## BEGIN MATERIAL SUPPLIED

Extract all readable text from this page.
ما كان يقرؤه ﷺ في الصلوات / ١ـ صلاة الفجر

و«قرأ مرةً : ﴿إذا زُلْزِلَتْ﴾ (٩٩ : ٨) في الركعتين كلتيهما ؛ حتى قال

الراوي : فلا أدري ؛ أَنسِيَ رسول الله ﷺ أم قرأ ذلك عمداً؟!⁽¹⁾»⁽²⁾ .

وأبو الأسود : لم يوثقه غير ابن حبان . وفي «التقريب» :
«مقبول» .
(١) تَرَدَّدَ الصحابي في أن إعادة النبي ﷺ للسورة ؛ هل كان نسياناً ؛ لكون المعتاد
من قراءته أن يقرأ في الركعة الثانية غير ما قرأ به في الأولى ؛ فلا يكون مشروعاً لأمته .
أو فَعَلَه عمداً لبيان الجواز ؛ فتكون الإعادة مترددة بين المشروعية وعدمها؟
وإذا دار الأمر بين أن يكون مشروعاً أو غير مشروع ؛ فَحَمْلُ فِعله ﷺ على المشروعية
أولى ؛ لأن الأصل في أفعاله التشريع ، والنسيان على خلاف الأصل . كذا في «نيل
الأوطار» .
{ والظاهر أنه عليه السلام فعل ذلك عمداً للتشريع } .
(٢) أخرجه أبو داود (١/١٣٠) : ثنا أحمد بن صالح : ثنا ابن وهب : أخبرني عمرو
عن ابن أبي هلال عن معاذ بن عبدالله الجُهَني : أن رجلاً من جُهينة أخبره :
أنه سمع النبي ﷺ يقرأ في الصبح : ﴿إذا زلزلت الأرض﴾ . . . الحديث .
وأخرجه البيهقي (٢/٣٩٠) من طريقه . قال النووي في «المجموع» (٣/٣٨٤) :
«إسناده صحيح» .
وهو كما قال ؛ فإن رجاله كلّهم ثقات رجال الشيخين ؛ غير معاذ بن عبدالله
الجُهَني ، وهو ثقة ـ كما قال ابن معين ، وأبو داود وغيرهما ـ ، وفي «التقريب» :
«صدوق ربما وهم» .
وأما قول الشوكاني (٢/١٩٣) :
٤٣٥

## END MATERIAL SUPPLIED

■ **WORK TO COMPLETE**:
Return every entry exactly as given.

■ **THE RESULT**:
Extract all readable text from this page.
ما كان يقرؤه ﷺ في الصلوات / ١ـ صلاة الفجر

و«قرأ مرةً : ﴿إذا زُلْزِلَتْ﴾ (٩٩ : ٨) في الركعتين كلتيهما ؛ حتى قال

الراوي : فلا أدري ؛ أَنسِيَ رسول الله ﷺ أم قرأ ذلك عمداً؟!⁽¹⁾»⁽²⁾ .

وأبو الأسود : لم يوثقه غير ابن حبان . وفي «التقريب» :
«مقبول» .
(١) تَرَدَّدَ الصحابي في أن إعادة النبي ﷺ للسورة ؛ هل كان نسياناً ؛ لكون المعتاد
من قراءته أن يقرأ في الركعة الثانية غير ما قرأ به في الأولى ؛ فلا يكون مشروعاً لأمته .
أو فَعَلَه عمداً لبيان الجواز ؛ فتكون الإعادة مترددة بين المشروعية وعدمها؟
وإذا دار الأمر بين أن يكون مشروعاً أو غير مشروع ؛ فَحَمْلُ فِعله ﷺ على المشروعية
أولى ؛ لأن الأصل في أفعاله التشريع ، والنسيان على خلاف الأصل . كذا في «نيل
الأوطار» .
{ والظاهر أنه عليه السلام فعل ذلك عمداً للتشريع } .
(٢) أخرجه أبو داود (١/١٣٠) : ثنا أحمد بن صالح : ثنا ابن وهب : أخبرني عمرو
عن ابن أبي هلال عن معاذ بن عبدالله الجُهَني : أن رجلاً من جُهينة أخبره :
أنه سمع النبي ﷺ يقرأ في الصبح : ﴿إذا زلزلت الأرض﴾ . . . الحديث .
وأخرجه البيهقي (٢/٣٩٠) من طريقه . قال النووي في «المجموع» (٣/٣٨٤) :
«إسناده صحيح» .
وهو كما قال ؛ فإن رجاله كلّهم ثقات رجال الشيخين ؛ غير معاذ بن عبدالله
الجُهَني ، وهو ثقة ـ كما قال ابن معين ، وأبو داود وغيرهما ـ ، وفي «التقريب» :
«صدوق ربما وهم» .
وأما قول الشوكاني (٢/١٩٣) :
٤٣٥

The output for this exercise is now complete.